TASK DETAILS: Search the data below for the word "this" and copy each line that holds it.

RECORDS SHOWN:
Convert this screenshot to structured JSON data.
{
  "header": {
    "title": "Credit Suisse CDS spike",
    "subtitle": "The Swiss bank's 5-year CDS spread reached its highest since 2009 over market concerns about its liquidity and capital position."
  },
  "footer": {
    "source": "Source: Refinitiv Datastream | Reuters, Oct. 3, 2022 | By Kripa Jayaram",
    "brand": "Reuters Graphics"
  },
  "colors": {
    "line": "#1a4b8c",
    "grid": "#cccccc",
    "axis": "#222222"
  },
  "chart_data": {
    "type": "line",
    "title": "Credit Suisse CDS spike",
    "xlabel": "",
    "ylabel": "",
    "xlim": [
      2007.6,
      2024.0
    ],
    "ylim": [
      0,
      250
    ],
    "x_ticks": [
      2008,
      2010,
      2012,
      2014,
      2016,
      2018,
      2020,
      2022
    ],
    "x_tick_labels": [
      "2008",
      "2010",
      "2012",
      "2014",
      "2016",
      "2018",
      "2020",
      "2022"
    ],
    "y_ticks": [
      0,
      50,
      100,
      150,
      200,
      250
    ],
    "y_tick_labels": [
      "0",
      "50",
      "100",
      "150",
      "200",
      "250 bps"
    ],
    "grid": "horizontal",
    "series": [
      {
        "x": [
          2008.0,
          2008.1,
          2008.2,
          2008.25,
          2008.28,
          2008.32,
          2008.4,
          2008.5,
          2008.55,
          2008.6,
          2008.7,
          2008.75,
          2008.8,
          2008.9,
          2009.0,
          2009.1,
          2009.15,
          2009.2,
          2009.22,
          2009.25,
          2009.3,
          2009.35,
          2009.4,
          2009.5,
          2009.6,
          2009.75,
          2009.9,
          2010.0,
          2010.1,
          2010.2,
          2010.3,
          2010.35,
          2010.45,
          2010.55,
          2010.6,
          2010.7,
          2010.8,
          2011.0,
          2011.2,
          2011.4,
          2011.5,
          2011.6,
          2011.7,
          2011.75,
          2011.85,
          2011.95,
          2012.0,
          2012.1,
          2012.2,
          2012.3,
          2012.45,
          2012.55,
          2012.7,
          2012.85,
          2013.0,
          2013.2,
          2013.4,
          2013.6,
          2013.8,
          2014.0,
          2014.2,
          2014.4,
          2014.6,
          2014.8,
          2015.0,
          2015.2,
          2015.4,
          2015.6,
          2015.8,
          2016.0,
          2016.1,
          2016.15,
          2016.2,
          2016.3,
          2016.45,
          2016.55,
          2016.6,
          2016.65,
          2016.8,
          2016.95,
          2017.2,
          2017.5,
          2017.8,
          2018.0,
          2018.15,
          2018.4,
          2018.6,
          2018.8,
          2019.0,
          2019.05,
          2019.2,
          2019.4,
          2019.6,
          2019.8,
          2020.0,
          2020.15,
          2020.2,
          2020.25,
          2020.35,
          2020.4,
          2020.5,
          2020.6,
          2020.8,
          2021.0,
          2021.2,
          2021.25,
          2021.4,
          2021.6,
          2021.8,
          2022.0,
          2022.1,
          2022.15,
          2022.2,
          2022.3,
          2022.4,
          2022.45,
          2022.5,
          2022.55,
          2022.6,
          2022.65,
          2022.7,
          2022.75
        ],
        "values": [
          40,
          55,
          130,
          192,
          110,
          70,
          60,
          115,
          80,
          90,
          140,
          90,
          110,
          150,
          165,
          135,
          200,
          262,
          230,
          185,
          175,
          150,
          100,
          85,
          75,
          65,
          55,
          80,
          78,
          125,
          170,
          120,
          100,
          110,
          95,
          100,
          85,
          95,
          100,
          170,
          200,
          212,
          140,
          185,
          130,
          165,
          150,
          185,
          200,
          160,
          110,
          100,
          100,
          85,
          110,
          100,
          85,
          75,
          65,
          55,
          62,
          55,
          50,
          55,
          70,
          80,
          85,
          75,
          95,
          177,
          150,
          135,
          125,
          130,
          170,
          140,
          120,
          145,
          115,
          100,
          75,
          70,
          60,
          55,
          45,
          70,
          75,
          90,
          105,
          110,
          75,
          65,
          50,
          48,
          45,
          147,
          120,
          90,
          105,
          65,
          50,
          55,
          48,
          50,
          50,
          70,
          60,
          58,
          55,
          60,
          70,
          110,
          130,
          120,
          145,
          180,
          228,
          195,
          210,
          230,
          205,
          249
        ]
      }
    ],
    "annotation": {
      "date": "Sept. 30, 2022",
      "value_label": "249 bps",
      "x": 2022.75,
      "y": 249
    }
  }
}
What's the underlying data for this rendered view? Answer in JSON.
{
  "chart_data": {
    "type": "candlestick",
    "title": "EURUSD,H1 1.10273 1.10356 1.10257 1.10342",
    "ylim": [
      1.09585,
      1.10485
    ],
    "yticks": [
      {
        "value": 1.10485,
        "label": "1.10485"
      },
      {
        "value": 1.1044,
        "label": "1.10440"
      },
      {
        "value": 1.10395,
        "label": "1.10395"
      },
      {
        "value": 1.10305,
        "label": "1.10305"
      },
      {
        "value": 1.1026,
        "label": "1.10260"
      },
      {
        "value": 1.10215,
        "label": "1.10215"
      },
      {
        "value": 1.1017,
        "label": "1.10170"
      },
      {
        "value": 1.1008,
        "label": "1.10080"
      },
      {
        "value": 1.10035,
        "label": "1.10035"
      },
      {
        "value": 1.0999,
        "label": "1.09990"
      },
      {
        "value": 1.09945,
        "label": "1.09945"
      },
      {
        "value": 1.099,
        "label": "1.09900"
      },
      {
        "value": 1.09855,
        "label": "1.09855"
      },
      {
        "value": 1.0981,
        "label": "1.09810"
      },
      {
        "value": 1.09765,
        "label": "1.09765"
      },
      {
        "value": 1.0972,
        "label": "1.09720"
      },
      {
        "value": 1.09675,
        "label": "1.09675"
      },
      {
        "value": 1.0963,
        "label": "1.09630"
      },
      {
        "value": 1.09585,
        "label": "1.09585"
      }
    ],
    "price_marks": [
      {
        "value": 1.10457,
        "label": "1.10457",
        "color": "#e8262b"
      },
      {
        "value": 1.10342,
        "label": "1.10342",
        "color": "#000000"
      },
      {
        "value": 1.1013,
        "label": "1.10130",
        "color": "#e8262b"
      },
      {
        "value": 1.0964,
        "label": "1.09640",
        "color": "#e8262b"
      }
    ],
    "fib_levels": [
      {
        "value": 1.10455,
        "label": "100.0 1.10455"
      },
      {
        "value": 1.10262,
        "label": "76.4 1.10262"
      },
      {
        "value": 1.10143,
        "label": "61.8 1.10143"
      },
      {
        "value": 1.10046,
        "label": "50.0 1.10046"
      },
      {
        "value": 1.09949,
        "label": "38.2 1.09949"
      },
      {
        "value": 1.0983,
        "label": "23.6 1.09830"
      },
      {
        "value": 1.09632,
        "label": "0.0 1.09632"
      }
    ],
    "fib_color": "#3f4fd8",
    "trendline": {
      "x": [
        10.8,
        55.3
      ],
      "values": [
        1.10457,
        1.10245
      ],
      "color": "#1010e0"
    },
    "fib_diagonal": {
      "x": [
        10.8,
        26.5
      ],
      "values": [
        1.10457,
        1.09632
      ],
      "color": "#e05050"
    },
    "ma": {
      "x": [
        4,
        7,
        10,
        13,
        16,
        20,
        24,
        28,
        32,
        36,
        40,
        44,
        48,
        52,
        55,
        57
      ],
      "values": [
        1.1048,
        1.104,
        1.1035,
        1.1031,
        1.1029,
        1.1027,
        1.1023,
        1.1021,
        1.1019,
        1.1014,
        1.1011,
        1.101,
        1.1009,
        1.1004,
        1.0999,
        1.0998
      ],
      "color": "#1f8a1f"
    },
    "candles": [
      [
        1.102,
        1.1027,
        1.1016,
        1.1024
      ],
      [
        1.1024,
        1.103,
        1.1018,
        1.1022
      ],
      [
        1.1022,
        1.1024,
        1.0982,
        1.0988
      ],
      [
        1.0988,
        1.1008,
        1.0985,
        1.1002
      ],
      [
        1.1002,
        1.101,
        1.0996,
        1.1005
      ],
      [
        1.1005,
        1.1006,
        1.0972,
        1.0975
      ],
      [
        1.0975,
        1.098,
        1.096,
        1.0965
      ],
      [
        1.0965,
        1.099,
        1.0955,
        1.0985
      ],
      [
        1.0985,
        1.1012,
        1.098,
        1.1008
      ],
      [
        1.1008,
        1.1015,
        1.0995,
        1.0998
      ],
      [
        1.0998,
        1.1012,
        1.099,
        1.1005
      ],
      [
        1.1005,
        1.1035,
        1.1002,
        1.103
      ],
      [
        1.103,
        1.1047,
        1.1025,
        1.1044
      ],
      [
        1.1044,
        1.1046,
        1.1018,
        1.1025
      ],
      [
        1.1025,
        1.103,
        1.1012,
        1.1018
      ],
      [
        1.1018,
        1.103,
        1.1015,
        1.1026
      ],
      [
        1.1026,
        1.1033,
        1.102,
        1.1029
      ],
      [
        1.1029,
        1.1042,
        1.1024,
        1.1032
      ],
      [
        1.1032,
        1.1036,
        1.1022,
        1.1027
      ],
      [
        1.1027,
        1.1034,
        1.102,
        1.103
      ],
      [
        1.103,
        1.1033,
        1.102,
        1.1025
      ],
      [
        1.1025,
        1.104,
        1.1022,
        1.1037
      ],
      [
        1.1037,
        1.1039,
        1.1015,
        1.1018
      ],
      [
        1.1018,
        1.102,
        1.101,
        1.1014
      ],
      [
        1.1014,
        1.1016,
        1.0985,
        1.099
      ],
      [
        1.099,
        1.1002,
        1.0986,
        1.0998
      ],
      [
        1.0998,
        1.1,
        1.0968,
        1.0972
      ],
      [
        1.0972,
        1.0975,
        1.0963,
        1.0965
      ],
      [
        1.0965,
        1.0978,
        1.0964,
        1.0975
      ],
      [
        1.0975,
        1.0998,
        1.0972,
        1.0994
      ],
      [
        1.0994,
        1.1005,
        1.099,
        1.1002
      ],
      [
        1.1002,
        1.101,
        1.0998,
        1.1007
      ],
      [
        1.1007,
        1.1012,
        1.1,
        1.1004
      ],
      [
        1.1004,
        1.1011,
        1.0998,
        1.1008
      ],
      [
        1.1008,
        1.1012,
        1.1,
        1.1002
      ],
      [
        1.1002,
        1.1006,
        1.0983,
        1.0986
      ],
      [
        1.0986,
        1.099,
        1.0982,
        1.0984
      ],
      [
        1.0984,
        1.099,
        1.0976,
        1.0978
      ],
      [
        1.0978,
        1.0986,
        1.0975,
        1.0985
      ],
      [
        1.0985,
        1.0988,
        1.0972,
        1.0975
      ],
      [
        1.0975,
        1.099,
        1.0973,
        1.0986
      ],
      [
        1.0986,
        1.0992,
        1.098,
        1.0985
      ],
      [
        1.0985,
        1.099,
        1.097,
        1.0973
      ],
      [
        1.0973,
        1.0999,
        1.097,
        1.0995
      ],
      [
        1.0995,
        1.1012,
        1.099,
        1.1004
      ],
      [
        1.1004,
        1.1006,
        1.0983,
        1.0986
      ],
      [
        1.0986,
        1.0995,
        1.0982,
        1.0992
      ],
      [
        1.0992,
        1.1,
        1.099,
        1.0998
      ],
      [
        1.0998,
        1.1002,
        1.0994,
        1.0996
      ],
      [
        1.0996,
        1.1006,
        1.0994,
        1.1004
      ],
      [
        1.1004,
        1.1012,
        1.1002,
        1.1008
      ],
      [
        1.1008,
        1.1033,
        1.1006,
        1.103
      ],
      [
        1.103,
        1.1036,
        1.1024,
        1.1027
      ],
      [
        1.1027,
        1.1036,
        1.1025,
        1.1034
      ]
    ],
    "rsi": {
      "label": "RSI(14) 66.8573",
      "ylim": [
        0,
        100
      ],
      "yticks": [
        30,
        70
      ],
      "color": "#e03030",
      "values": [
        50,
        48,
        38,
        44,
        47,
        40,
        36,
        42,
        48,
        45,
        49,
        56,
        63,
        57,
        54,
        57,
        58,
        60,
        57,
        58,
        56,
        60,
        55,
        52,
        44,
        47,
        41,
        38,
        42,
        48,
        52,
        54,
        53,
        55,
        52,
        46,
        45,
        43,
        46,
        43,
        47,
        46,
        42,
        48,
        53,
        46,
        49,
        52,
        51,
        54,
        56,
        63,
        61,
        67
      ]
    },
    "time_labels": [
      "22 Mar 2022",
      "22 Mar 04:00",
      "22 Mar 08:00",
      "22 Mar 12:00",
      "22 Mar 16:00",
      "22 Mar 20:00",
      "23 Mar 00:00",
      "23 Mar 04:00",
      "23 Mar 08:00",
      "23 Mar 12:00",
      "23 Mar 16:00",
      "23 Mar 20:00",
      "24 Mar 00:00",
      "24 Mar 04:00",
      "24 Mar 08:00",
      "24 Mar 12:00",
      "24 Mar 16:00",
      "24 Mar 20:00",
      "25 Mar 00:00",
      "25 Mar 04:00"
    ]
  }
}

RESULT OF THE EXERCISE:
Convert this screenshot to structured JSON data.
What's the underlying data for this rendered view? Answer in JSON.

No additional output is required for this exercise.